### [Dataset items]
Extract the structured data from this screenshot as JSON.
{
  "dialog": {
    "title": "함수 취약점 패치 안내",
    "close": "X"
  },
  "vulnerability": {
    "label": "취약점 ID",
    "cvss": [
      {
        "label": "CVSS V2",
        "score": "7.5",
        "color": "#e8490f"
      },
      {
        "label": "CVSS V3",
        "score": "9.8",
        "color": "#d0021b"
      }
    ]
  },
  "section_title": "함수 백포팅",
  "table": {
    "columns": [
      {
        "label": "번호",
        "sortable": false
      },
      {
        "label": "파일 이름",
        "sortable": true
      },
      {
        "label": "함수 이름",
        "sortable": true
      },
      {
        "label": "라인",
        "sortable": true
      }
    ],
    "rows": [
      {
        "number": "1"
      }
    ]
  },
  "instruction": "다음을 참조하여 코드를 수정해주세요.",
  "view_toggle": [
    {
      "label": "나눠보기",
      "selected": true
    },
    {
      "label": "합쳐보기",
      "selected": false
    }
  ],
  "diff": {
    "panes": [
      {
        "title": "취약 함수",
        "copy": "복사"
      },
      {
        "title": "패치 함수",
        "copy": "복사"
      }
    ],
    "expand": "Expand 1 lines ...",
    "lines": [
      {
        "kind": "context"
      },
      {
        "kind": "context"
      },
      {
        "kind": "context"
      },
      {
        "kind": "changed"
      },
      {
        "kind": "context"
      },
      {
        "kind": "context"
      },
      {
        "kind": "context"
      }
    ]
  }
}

### [AIM OF THE TASK]
Retype the listing above in full, with no alterations.

### [THE SOLUTION]
Extract the structured data from this screenshot as JSON.
{
  "dialog": {
    "title": "함수 취약점 패치 안내",
    "close": "X"
  },
  "vulnerability": {
    "label": "취약점 ID",
    "cvss": [
      {
        "label": "CVSS V2",
        "score": "7.5",
        "color": "#e8490f"
      },
      {
        "label": "CVSS V3",
        "score": "9.8",
        "color": "#d0021b"
      }
    ]
  },
  "section_title": "함수 백포팅",
  "table": {
    "columns": [
      {
        "label": "번호",
        "sortable": false
      },
      {
        "label": "파일 이름",
        "sortable": true
      },
      {
        "label": "함수 이름",
        "sortable": true
      },
      {
        "label": "라인",
        "sortable": true
      }
    ],
    "rows": [
      {
        "number": "1"
      }
    ]
  },
  "instruction": "다음을 참조하여 코드를 수정해주세요.",
  "view_toggle": [
    {
      "label": "나눠보기",
      "selected": true
    },
    {
      "label": "합쳐보기",
      "selected": false
    }
  ],
  "diff": {
    "panes": [
      {
        "title": "취약 함수",
        "copy": "복사"
      },
      {
        "title": "패치 함수",
        "copy": "복사"
      }
    ],
    "expand": "Expand 1 lines ...",
    "lines": [
      {
        "kind": "context"
      },
      {
        "kind": "context"
      },
      {
        "kind": "context"
      },
      {
        "kind": "changed"
      },
      {
        "kind": "context"
      },
      {
        "kind": "context"
      },
      {
        "kind": "context"
      }
    ]
  }
}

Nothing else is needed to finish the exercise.